» Work instructions:
In the entries below, find the lines with the word "Leak" and copy them.

Extracts from a graphics dataset
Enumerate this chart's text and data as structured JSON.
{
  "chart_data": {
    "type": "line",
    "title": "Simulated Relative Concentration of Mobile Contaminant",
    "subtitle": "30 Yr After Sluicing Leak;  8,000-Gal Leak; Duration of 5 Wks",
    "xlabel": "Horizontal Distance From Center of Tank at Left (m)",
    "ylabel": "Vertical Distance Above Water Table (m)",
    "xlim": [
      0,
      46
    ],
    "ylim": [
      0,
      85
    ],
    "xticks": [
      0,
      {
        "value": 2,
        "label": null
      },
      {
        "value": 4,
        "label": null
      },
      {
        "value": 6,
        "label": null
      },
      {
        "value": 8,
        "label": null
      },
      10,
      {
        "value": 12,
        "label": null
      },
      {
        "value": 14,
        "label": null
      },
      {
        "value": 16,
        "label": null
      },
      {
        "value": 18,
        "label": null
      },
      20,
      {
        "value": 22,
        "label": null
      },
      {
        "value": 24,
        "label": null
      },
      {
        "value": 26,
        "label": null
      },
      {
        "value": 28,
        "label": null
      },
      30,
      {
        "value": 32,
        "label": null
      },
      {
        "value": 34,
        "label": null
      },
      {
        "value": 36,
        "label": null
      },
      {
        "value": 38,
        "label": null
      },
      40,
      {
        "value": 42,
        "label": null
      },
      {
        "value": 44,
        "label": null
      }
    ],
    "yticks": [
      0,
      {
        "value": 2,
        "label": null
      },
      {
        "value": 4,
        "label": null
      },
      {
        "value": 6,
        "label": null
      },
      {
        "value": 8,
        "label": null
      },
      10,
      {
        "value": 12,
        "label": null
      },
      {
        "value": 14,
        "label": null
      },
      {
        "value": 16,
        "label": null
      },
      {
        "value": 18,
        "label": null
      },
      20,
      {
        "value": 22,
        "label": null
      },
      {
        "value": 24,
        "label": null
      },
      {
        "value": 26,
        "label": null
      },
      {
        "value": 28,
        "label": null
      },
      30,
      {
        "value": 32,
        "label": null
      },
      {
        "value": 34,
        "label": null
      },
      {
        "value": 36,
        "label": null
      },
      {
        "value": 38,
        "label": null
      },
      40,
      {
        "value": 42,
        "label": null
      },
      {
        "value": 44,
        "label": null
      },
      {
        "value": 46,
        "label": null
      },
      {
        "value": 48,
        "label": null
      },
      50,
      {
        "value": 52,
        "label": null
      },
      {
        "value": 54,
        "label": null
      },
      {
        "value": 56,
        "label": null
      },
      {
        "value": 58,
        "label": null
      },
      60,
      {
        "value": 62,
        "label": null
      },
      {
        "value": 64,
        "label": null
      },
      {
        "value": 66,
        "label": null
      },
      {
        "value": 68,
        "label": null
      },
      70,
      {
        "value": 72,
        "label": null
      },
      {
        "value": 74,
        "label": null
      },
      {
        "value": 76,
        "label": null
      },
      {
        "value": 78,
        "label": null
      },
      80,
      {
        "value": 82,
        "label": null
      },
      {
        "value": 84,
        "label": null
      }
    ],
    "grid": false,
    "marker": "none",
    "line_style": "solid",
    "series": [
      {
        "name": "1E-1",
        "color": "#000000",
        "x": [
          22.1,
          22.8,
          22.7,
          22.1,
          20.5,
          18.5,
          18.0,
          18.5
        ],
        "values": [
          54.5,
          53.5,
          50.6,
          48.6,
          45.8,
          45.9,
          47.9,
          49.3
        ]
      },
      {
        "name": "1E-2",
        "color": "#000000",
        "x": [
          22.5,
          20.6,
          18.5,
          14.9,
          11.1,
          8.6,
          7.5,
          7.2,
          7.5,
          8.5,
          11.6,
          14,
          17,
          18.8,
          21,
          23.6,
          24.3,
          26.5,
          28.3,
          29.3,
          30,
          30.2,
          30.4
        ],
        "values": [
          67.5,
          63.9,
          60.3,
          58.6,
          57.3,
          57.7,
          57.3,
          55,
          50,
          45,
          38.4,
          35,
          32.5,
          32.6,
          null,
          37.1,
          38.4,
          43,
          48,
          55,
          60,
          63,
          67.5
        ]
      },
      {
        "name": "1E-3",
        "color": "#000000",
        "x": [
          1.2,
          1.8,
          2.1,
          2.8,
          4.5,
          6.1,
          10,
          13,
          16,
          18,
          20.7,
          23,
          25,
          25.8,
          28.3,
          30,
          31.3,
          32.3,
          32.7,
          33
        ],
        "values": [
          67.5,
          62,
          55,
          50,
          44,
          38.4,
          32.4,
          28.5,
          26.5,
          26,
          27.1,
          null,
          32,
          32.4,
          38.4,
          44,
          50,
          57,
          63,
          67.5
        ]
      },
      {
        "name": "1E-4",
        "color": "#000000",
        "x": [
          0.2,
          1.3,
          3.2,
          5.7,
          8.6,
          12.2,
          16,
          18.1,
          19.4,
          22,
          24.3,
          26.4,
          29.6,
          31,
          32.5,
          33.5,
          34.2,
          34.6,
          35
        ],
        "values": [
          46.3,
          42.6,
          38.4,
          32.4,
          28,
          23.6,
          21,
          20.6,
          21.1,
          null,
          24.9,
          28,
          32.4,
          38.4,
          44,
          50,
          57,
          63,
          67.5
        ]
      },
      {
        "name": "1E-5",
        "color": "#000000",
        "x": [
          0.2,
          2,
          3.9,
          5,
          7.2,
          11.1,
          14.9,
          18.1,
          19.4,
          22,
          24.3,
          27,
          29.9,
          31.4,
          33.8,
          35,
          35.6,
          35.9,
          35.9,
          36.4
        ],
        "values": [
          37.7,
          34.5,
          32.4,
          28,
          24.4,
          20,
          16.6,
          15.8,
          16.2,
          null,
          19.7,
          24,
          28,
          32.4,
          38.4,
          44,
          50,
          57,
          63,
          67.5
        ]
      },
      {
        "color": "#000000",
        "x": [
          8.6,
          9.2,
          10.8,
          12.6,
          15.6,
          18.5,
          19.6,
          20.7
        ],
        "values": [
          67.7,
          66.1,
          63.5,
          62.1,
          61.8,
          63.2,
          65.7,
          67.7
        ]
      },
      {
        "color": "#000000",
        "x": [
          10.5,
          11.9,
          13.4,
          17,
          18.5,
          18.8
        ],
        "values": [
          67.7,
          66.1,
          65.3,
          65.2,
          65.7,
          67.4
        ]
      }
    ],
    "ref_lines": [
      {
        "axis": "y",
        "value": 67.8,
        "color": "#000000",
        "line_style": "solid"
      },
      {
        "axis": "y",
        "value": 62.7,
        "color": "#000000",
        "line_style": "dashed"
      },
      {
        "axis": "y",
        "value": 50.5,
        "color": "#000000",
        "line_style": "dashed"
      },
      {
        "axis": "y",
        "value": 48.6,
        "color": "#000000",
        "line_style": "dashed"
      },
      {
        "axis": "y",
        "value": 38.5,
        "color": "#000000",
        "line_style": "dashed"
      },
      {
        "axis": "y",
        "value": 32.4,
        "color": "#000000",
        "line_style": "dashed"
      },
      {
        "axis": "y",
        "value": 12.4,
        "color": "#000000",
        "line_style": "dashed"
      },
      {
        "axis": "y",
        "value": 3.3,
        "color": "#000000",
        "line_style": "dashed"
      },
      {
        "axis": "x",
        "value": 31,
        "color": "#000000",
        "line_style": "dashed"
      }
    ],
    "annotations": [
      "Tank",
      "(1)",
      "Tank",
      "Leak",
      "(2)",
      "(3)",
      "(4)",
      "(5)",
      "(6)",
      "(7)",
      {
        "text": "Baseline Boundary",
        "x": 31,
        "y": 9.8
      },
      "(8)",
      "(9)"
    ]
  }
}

» Exercise solution:
    "subtitle": "30 Yr After Sluicing Leak;  8,000-Gal Leak; Duration of 5 Wks",
      "Leak",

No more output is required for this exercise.